## Input for this task:
┄┄┄┄┄┄

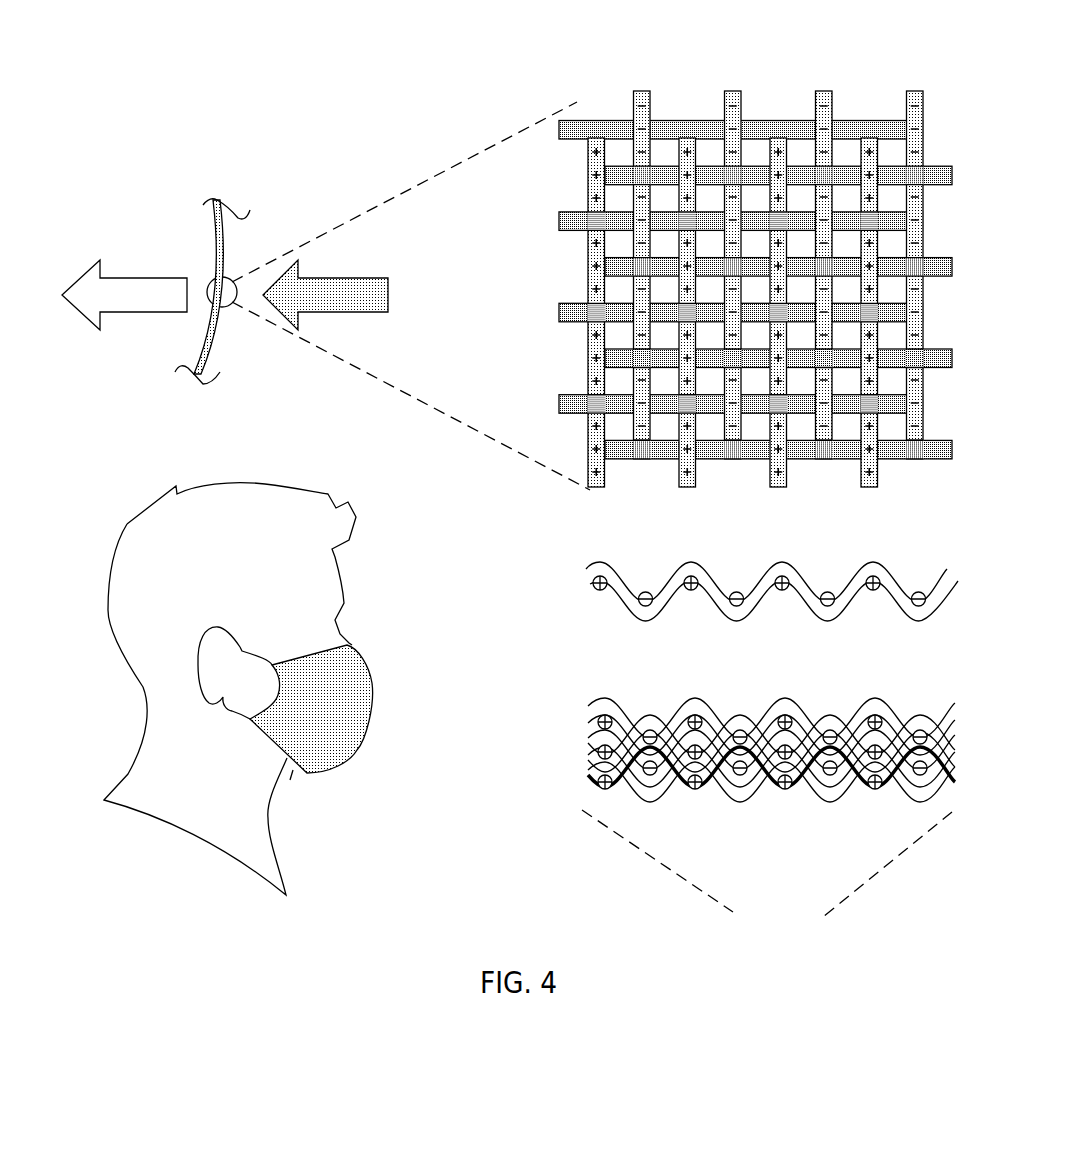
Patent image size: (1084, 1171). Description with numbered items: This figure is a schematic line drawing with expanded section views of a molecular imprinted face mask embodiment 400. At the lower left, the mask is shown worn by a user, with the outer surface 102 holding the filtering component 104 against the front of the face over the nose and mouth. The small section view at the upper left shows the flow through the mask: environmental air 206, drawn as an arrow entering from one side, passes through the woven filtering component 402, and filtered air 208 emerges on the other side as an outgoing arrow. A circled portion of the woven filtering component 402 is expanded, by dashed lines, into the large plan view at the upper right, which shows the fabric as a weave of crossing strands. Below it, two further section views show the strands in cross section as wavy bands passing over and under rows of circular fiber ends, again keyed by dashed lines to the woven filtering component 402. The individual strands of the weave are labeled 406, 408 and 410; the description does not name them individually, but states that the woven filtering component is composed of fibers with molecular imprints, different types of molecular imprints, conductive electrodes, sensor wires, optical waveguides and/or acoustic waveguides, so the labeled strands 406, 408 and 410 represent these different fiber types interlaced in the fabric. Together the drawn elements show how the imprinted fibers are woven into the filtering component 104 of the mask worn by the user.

The system diagram 400 is at (61, 24).
The outer surface 102 is at (375, 711).
The filtering component 104 is at (290, 780).
The environmental air 206 is at (373, 265).
The filtered air 208 is at (147, 268).
The woven filtering component 402 is at (222, 345).
The positively charged fibers 406 is at (588, 202).
The negatively charged fibers 408 is at (643, 91).
The weft fibers 410 is at (558, 130).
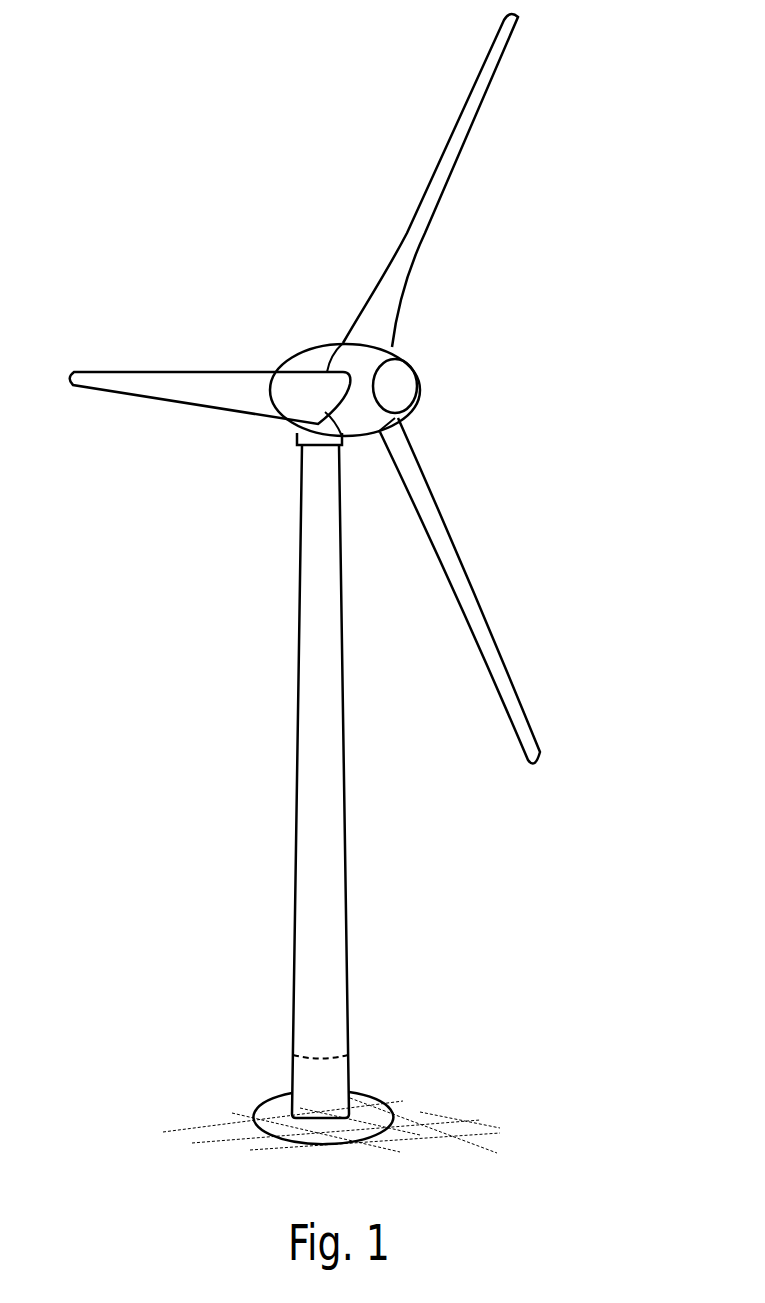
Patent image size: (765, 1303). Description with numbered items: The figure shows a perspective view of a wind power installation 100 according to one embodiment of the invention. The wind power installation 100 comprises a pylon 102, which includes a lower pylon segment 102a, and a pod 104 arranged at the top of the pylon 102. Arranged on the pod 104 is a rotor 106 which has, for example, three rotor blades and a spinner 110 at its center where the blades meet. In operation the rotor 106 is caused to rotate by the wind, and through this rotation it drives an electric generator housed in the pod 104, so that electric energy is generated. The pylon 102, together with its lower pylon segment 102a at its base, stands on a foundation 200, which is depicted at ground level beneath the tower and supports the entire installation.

The wind power installation 100 is at (237, 513).
The pylon 102 is at (333, 875).
The lower pylon segment 102a is at (350, 1063).
The pod 104 is at (303, 363).
The rotor 106 is at (523, 265).
The spinner 110 is at (405, 383).
The foundation 200 is at (283, 1128).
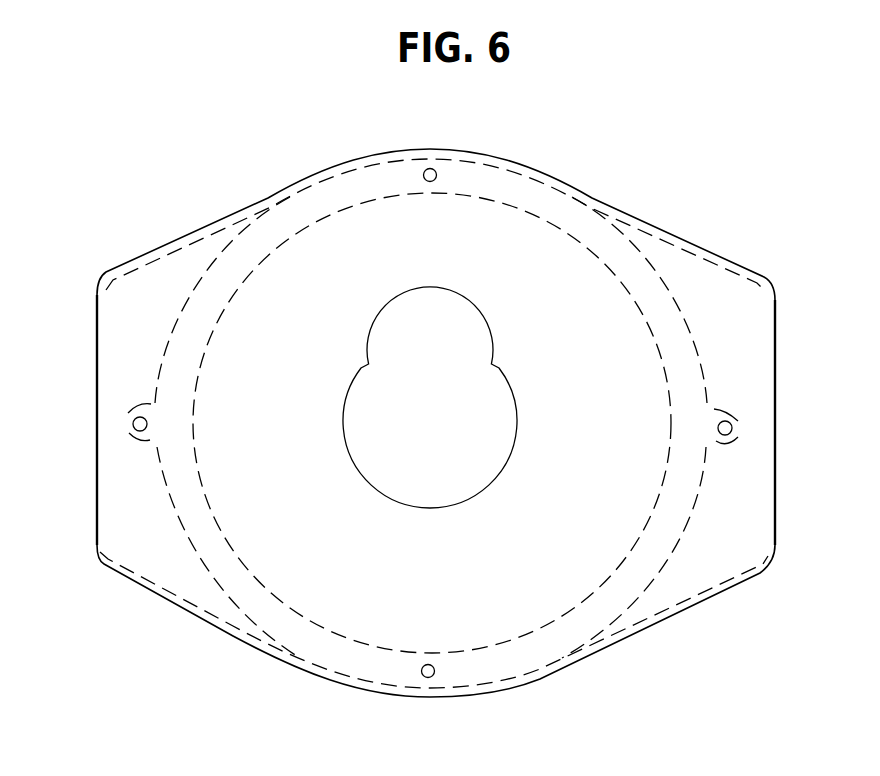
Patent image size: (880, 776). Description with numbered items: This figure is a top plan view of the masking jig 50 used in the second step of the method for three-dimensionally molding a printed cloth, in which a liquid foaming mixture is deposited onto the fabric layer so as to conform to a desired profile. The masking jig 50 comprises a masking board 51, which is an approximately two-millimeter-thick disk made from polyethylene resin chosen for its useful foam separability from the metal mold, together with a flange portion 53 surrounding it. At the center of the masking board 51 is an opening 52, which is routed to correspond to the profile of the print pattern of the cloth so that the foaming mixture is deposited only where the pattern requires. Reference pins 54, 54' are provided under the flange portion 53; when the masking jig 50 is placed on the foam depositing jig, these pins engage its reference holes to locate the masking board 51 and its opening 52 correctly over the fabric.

The masking jig 50 is at (636, 122).
The masking board 51 is at (482, 600).
The opening 52 is at (400, 346).
The flange portion 53 is at (160, 284).
The reference pin 54 is at (769, 513).
The reference pin 54' is at (88, 511).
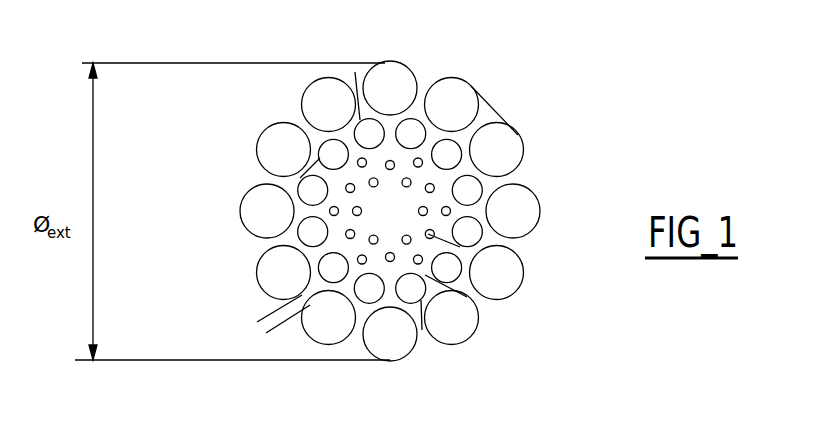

┄┄┄┄┄┄

## Requirement:
Reproduce all of the rows above word for word, leaving out the pictures.

## Reply:
Patent image size: (1084, 1171). Description with numbered items: This figure is a schematic line drawing with expanded section views of a molecular imprinted face mask embodiment 400. At the lower left, the mask is shown worn by a user, with the outer surface 102 holding the filtering component 104 against the front of the face over the nose and mouth. The small section view at the upper left shows the flow through the mask: environmental air 206, drawn as an arrow entering from one side, passes through the woven filtering component 402, and filtered air 208 emerges on the other side as an outgoing arrow. A circled portion of the woven filtering component 402 is expanded, by dashed lines, into the large plan view at the upper right, which shows the fabric as a weave of crossing strands. Below it, two further section views show the strands in cross section as wavy bands passing over and under rows of circular fiber ends, again keyed by dashed lines to the woven filtering component 402. The individual strands of the weave are labeled 406, 408 and 410; the description does not name them individually, but states that the woven filtering component is composed of fibers with molecular imprints, different types of molecular imprints, conductive electrodes, sensor wires, optical waveguides and/or acoustic waveguides, so the labeled strands 406, 408 and 410 represent these different fiber types interlaced in the fabric. Together the drawn elements show how the imprinted fibers are woven into the filtering component 104 of the mask worn by the user.

The system diagram 400 is at (61, 24).
The outer surface 102 is at (375, 711).
The filtering component 104 is at (290, 780).
The environmental air 206 is at (373, 265).
The filtered air 208 is at (147, 268).
The woven filtering component 402 is at (222, 345).
The positively charged fibers 406 is at (588, 202).
The negatively charged fibers 408 is at (643, 91).
The weft fibers 410 is at (558, 130).
Patent image size: (765, 1303). Description with numbered items: The figure shows a perspective view of a wind power installation 100 according to one embodiment of the invention. The wind power installation 100 comprises a pylon 102, which includes a lower pylon segment 102a, and a pod 104 arranged at the top of the pylon 102. Arranged on the pod 104 is a rotor 106 which has, for example, three rotor blades and a spinner 110 at its center where the blades meet. In operation the rotor 106 is caused to rotate by the wind, and through this rotation it drives an electric generator housed in the pod 104, so that electric energy is generated. The pylon 102, together with its lower pylon segment 102a at its base, stands on a foundation 200, which is depicted at ground level beneath the tower and supports the entire installation.

The wind power installation 100 is at (237, 513).
The pylon 102 is at (333, 875).
The lower pylon segment 102a is at (350, 1063).
The pod 104 is at (303, 363).
The rotor 106 is at (523, 265).
The spinner 110 is at (405, 383).
The foundation 200 is at (283, 1128).
Patent image size: (880, 776). Description with numbered items: This figure is a top plan view of the masking jig 50 used in the second step of the method for three-dimensionally molding a printed cloth, in which a liquid foaming mixture is deposited onto the fabric layer so as to conform to a desired profile. The masking jig 50 comprises a masking board 51, which is an approximately two-millimeter-thick disk made from polyethylene resin chosen for its useful foam separability from the metal mold, together with a flange portion 53 surrounding it. At the center of the masking board 51 is an opening 52, which is routed to correspond to the profile of the print pattern of the cloth so that the foaming mixture is deposited only where the pattern requires. Reference pins 54, 54' are provided under the flange portion 53; when the masking jig 50 is placed on the foam depositing jig, these pins engage its reference holes to locate the masking board 51 and its opening 52 correctly over the fabric.

The masking jig 50 is at (636, 122).
The masking board 51 is at (482, 600).
The opening 52 is at (400, 346).
The flange portion 53 is at (160, 284).
The reference pin 54 is at (769, 513).
The reference pin 54' is at (88, 511).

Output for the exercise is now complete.